• _What to work on_: Omit every picture and output the rest of the records exactly as they are.

• _Collected data_:
>> Start
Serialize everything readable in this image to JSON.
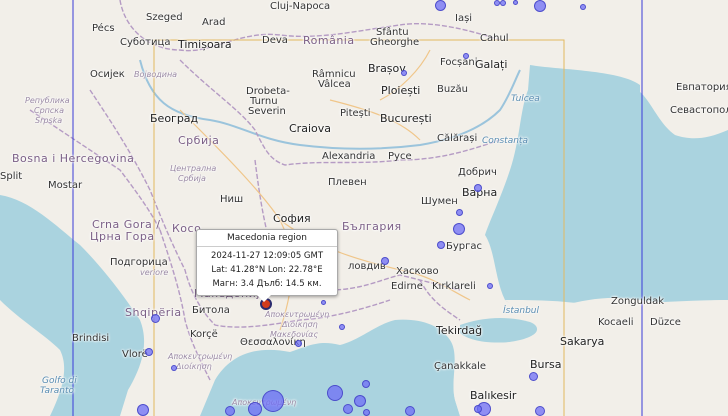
{
  "popup": {
    "title": "Macedonia region",
    "time": "2024-11-27 12:09:05 GMT",
    "coords": "Lat: 41.28°N Lon: 22.78°E",
    "magnitude": "Магн: 3.4 Дълб: 14.5 км."
  },
  "labels": {
    "pecs": "Pécs",
    "szeged": "Szeged",
    "arad": "Arad",
    "cluj": "Cluj-Napoca",
    "sfantu": "Sfântu",
    "gheorghe": "Gheorghe",
    "iasi_top": "Iași",
    "subotica": "Суботица",
    "timisoara": "Timișoara",
    "deva": "Deva",
    "romania": "România",
    "focsani": "Focșani",
    "cahul": "Cahul",
    "galati": "Galați",
    "brasov": "Brașov",
    "osijek": "Осијек",
    "vojvodina": "Војводина",
    "ramnicu": "Râmnicu",
    "valcea": "Vâlcea",
    "buzau": "Buzău",
    "ploiesti": "Ploiești",
    "tulcea": "Tulcea",
    "evpatoria": "Евпатория",
    "sevastopol": "Севастополь",
    "republika": "Република",
    "srpska1": "Српска",
    "srpska2": "Srpska",
    "beograd": "Београд",
    "drobeta": "Drobeta-",
    "turnu": "Turnu",
    "severin": "Severin",
    "pitesti": "Pitești",
    "bucuresti": "București",
    "srbija": "Србија",
    "craiova": "Craiova",
    "calarasi": "Călărași",
    "constanta": "Constanța",
    "bosna": "Bosna i Hercegovina",
    "alexandria": "Alexandria",
    "ruse": "Русе",
    "split": "Split",
    "mostar": "Mostar",
    "centralna1": "Централна",
    "centralna2": "Србија",
    "pleven": "Плевен",
    "dobrich": "Добрич",
    "varna": "Варна",
    "shumen": "Шумен",
    "nish": "Ниш",
    "crnagora": "Crna Gora /",
    "crnagora2": "Црна Гора",
    "kosovo": "Косо",
    "sofia": "София",
    "bulgaria": "България",
    "burgas": "Бургас",
    "podgorica": "Подгорица",
    "vetiore": "veriore",
    "plovdiv": "ловдив",
    "haskovo": "Хасково",
    "makedonija": "Македонија",
    "edirne": "Edirne",
    "kirklareli": "Kırklareli",
    "zonguldak": "Zonguldak",
    "shqiperia": "Shqipëria",
    "bitola": "Битола",
    "apokentromeni1": "Αποκεντρωμένη",
    "apokentromeni2": "Διοίκηση",
    "apokentromeni3": "Μακεδονίας",
    "istanbul": "İstanbul",
    "tekirdag": "Tekirdağ",
    "kocaeli": "Kocaeli",
    "duzce": "Düzce",
    "korce": "Korçë",
    "thessaloniki": "Θεσσαλονίκη",
    "brindisi": "Brindisi",
    "vlore": "Vlorë",
    "sakarya": "Sakarya",
    "bursa": "Bursa",
    "canakkale": "Çanakkale",
    "balikesir": "Balıkesir",
    "golfo1": "Golfo di",
    "golfo2": "Taranto",
    "ipeiros1": "Αποκεντρωμένη",
    "ipeiros2": "Διοίκηση",
    "thessalias": "Αποκεντρωμένη"
  },
  "quakes": [
    {
      "lat": 45.8,
      "lon": 27.2,
      "size": 12
    },
    {
      "lat": 45.6,
      "lon": 25.6,
      "size": 11
    },
    {
      "lat": 45.6,
      "lon": 26.5,
      "size": 6
    },
    {
      "lat": 45.7,
      "lon": 26.6,
      "size": 6
    },
    {
      "lat": 45.9,
      "lon": 26.8,
      "size": 5
    },
    {
      "lat": 44.9,
      "lon": 27.9,
      "size": 6
    },
    {
      "lat": 44.3,
      "lon": 26.0,
      "size": 6
    },
    {
      "lat": 44.1,
      "lon": 25.0,
      "size": 6
    },
    {
      "lat": 42.2,
      "lon": 25.9,
      "size": 12
    },
    {
      "lat": 42.0,
      "lon": 25.6,
      "size": 8
    },
    {
      "lat": 42.4,
      "lon": 25.9,
      "size": 7
    },
    {
      "lat": 42.7,
      "lon": 26.2,
      "size": 8
    },
    {
      "lat": 41.8,
      "lon": 24.7,
      "size": 8
    },
    {
      "lat": 41.5,
      "lon": 26.4,
      "size": 6
    },
    {
      "lat": 41.1,
      "lon": 21.0,
      "size": 9
    },
    {
      "lat": 40.7,
      "lon": 20.9,
      "size": 8
    },
    {
      "lat": 40.5,
      "lon": 21.3,
      "size": 6
    },
    {
      "lat": 40.1,
      "lon": 22.9,
      "size": 22
    },
    {
      "lat": 40.0,
      "lon": 22.6,
      "size": 14
    },
    {
      "lat": 40.2,
      "lon": 23.9,
      "size": 16
    },
    {
      "lat": 40.1,
      "lon": 24.3,
      "size": 12
    },
    {
      "lat": 40.0,
      "lon": 24.1,
      "size": 10
    },
    {
      "lat": 40.3,
      "lon": 24.4,
      "size": 8
    },
    {
      "lat": 39.7,
      "lon": 22.2,
      "size": 10
    },
    {
      "lat": 39.2,
      "lon": 20.8,
      "size": 12
    },
    {
      "lat": 39.6,
      "lon": 24.4,
      "size": 7
    },
    {
      "lat": 39.5,
      "lon": 25.1,
      "size": 10
    },
    {
      "lat": 39.6,
      "lon": 26.3,
      "size": 14
    },
    {
      "lat": 40.0,
      "lon": 26.2,
      "size": 8
    },
    {
      "lat": 40.4,
      "lon": 27.1,
      "size": 9
    },
    {
      "lat": 39.3,
      "lon": 27.2,
      "size": 10
    },
    {
      "lat": 41.0,
      "lon": 24.0,
      "size": 6
    },
    {
      "lat": 40.8,
      "lon": 23.3,
      "size": 7
    },
    {
      "lat": 41.3,
      "lon": 23.7,
      "size": 5
    }
  ],
  "selected": {
    "lat": 41.28,
    "lon": 22.78
  }
}
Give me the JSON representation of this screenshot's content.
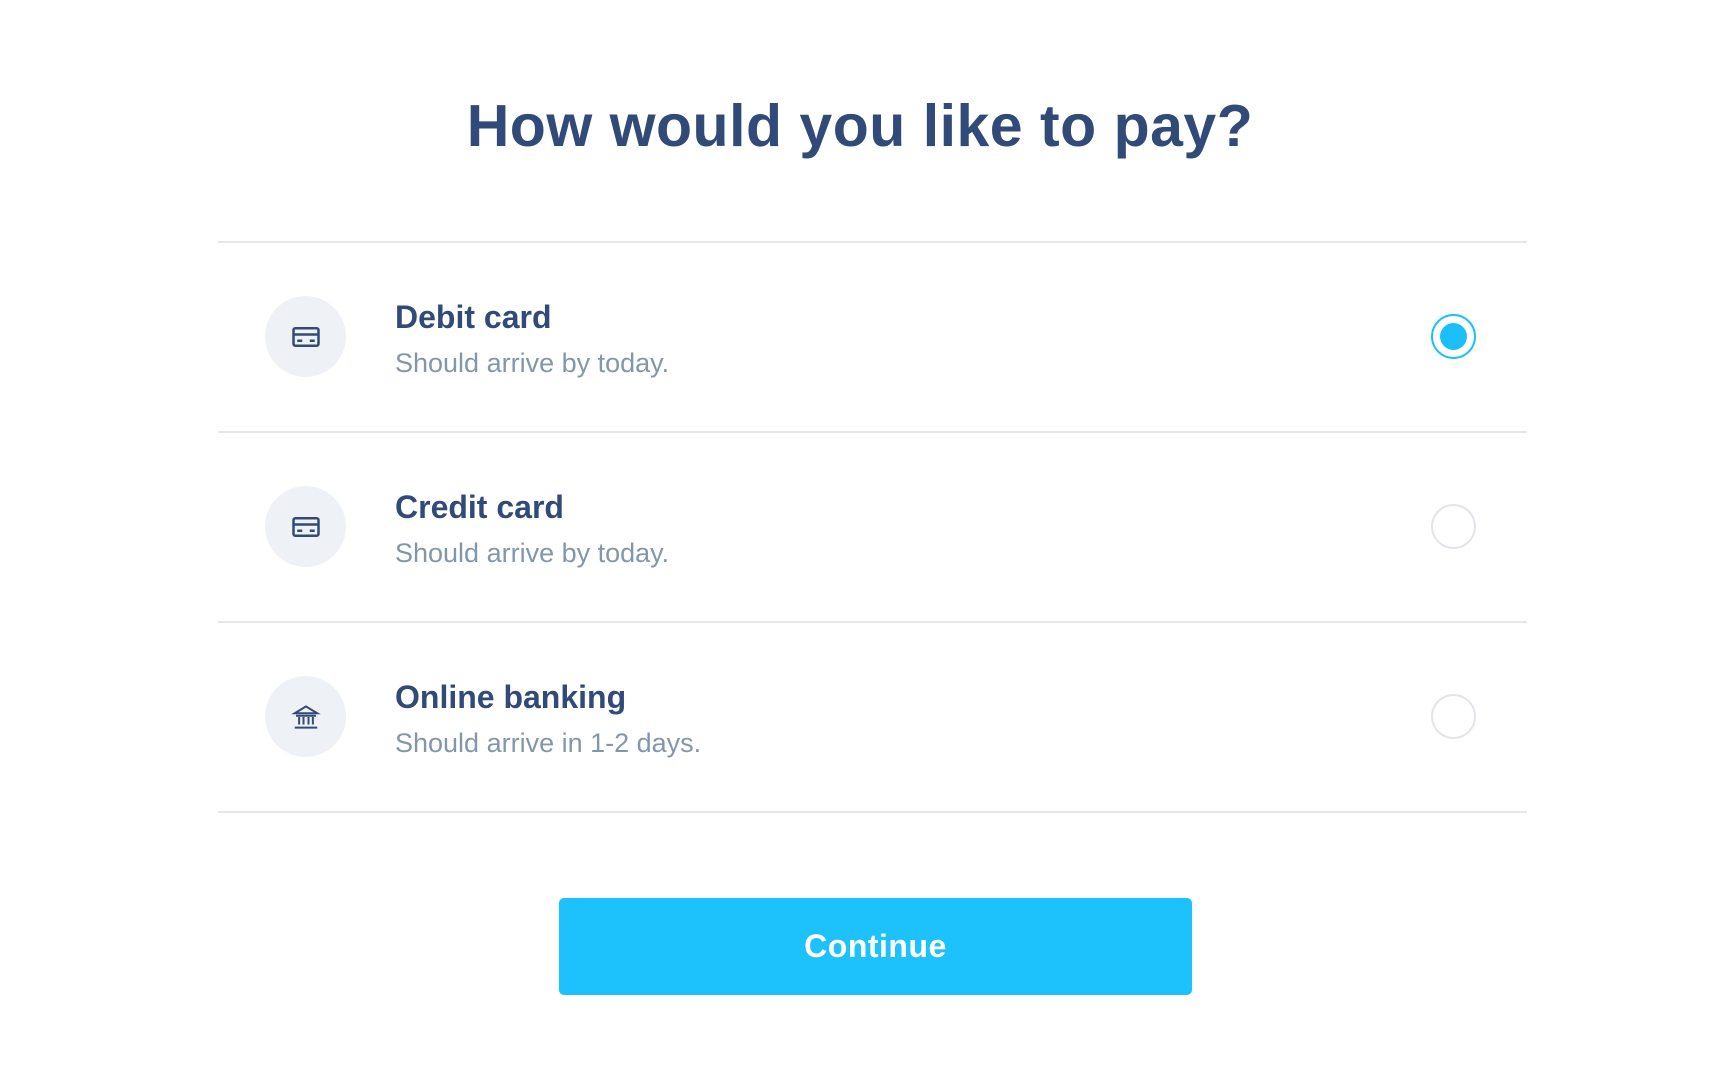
{
  "title": "How would you like to pay?",
  "options": [
    {
      "title": "Debit card",
      "subtitle": "Should arrive by today.",
      "icon": "credit-card-icon",
      "selected": true
    },
    {
      "title": "Credit card",
      "subtitle": "Should arrive by today.",
      "icon": "credit-card-icon",
      "selected": false
    },
    {
      "title": "Online banking",
      "subtitle": "Should arrive in 1-2 days.",
      "icon": "bank-icon",
      "selected": false
    }
  ],
  "continue_label": "Continue",
  "colors": {
    "heading": "#324a78",
    "subtext": "#8397a9",
    "accent": "#1dc2fd",
    "icon_bg": "#eef1f5",
    "divider": "#e4e7eb"
  }
}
>> End
• _Complete response_:
Serialize everything readable in this image to JSON.
{
  "popup": {
    "title": "Macedonia region",
    "time": "2024-11-27 12:09:05 GMT",
    "coords": "Lat: 41.28°N Lon: 22.78°E",
    "magnitude": "Магн: 3.4 Дълб: 14.5 км."
  },
  "labels": {
    "pecs": "Pécs",
    "szeged": "Szeged",
    "arad": "Arad",
    "cluj": "Cluj-Napoca",
    "sfantu": "Sfântu",
    "gheorghe": "Gheorghe",
    "iasi_top": "Iași",
    "subotica": "Суботица",
    "timisoara": "Timișoara",
    "deva": "Deva",
    "romania": "România",
    "focsani": "Focșani",
    "cahul": "Cahul",
    "galati": "Galați",
    "brasov": "Brașov",
    "osijek": "Осијек",
    "vojvodina": "Војводина",
    "ramnicu": "Râmnicu",
    "valcea": "Vâlcea",
    "buzau": "Buzău",
    "ploiesti": "Ploiești",
    "tulcea": "Tulcea",
    "evpatoria": "Евпатория",
    "sevastopol": "Севастополь",
    "republika": "Република",
    "srpska1": "Српска",
    "srpska2": "Srpska",
    "beograd": "Београд",
    "drobeta": "Drobeta-",
    "turnu": "Turnu",
    "severin": "Severin",
    "pitesti": "Pitești",
    "bucuresti": "București",
    "srbija": "Србија",
    "craiova": "Craiova",
    "calarasi": "Călărași",
    "constanta": "Constanța",
    "bosna": "Bosna i Hercegovina",
    "alexandria": "Alexandria",
    "ruse": "Русе",
    "split": "Split",
    "mostar": "Mostar",
    "centralna1": "Централна",
    "centralna2": "Србија",
    "pleven": "Плевен",
    "dobrich": "Добрич",
    "varna": "Варна",
    "shumen": "Шумен",
    "nish": "Ниш",
    "crnagora": "Crna Gora /",
    "crnagora2": "Црна Гора",
    "kosovo": "Косо",
    "sofia": "София",
    "bulgaria": "България",
    "burgas": "Бургас",
    "podgorica": "Подгорица",
    "vetiore": "veriore",
    "plovdiv": "ловдив",
    "haskovo": "Хасково",
    "makedonija": "Македонија",
    "edirne": "Edirne",
    "kirklareli": "Kırklareli",
    "zonguldak": "Zonguldak",
    "shqiperia": "Shqipëria",
    "bitola": "Битола",
    "apokentromeni1": "Αποκεντρωμένη",
    "apokentromeni2": "Διοίκηση",
    "apokentromeni3": "Μακεδονίας",
    "istanbul": "İstanbul",
    "tekirdag": "Tekirdağ",
    "kocaeli": "Kocaeli",
    "duzce": "Düzce",
    "korce": "Korçë",
    "thessaloniki": "Θεσσαλονίκη",
    "brindisi": "Brindisi",
    "vlore": "Vlorë",
    "sakarya": "Sakarya",
    "bursa": "Bursa",
    "canakkale": "Çanakkale",
    "balikesir": "Balıkesir",
    "golfo1": "Golfo di",
    "golfo2": "Taranto",
    "ipeiros1": "Αποκεντρωμένη",
    "ipeiros2": "Διοίκηση",
    "thessalias": "Αποκεντρωμένη"
  },
  "quakes": [
    {
      "lat": 45.8,
      "lon": 27.2,
      "size": 12
    },
    {
      "lat": 45.6,
      "lon": 25.6,
      "size": 11
    },
    {
      "lat": 45.6,
      "lon": 26.5,
      "size": 6
    },
    {
      "lat": 45.7,
      "lon": 26.6,
      "size": 6
    },
    {
      "lat": 45.9,
      "lon": 26.8,
      "size": 5
    },
    {
      "lat": 44.9,
      "lon": 27.9,
      "size": 6
    },
    {
      "lat": 44.3,
      "lon": 26.0,
      "size": 6
    },
    {
      "lat": 44.1,
      "lon": 25.0,
      "size": 6
    },
    {
      "lat": 42.2,
      "lon": 25.9,
      "size": 12
    },
    {
      "lat": 42.0,
      "lon": 25.6,
      "size": 8
    },
    {
      "lat": 42.4,
      "lon": 25.9,
      "size": 7
    },
    {
      "lat": 42.7,
      "lon": 26.2,
      "size": 8
    },
    {
      "lat": 41.8,
      "lon": 24.7,
      "size": 8
    },
    {
      "lat": 41.5,
      "lon": 26.4,
      "size": 6
    },
    {
      "lat": 41.1,
      "lon": 21.0,
      "size": 9
    },
    {
      "lat": 40.7,
      "lon": 20.9,
      "size": 8
    },
    {
      "lat": 40.5,
      "lon": 21.3,
      "size": 6
    },
    {
      "lat": 40.1,
      "lon": 22.9,
      "size": 22
    },
    {
      "lat": 40.0,
      "lon": 22.6,
      "size": 14
    },
    {
      "lat": 40.2,
      "lon": 23.9,
      "size": 16
    },
    {
      "lat": 40.1,
      "lon": 24.3,
      "size": 12
    },
    {
      "lat": 40.0,
      "lon": 24.1,
      "size": 10
    },
    {
      "lat": 40.3,
      "lon": 24.4,
      "size": 8
    },
    {
      "lat": 39.7,
      "lon": 22.2,
      "size": 10
    },
    {
      "lat": 39.2,
      "lon": 20.8,
      "size": 12
    },
    {
      "lat": 39.6,
      "lon": 24.4,
      "size": 7
    },
    {
      "lat": 39.5,
      "lon": 25.1,
      "size": 10
    },
    {
      "lat": 39.6,
      "lon": 26.3,
      "size": 14
    },
    {
      "lat": 40.0,
      "lon": 26.2,
      "size": 8
    },
    {
      "lat": 40.4,
      "lon": 27.1,
      "size": 9
    },
    {
      "lat": 39.3,
      "lon": 27.2,
      "size": 10
    },
    {
      "lat": 41.0,
      "lon": 24.0,
      "size": 6
    },
    {
      "lat": 40.8,
      "lon": 23.3,
      "size": 7
    },
    {
      "lat": 41.3,
      "lon": 23.7,
      "size": 5
    }
  ],
  "selected": {
    "lat": 41.28,
    "lon": 22.78
  }
}
Give me the JSON representation of this screenshot's content.
{
  "title": "How would you like to pay?",
  "options": [
    {
      "title": "Debit card",
      "subtitle": "Should arrive by today.",
      "icon": "credit-card-icon",
      "selected": true
    },
    {
      "title": "Credit card",
      "subtitle": "Should arrive by today.",
      "icon": "credit-card-icon",
      "selected": false
    },
    {
      "title": "Online banking",
      "subtitle": "Should arrive in 1-2 days.",
      "icon": "bank-icon",
      "selected": false
    }
  ],
  "continue_label": "Continue",
  "colors": {
    "heading": "#324a78",
    "subtext": "#8397a9",
    "accent": "#1dc2fd",
    "icon_bg": "#eef1f5",
    "divider": "#e4e7eb"
  }
}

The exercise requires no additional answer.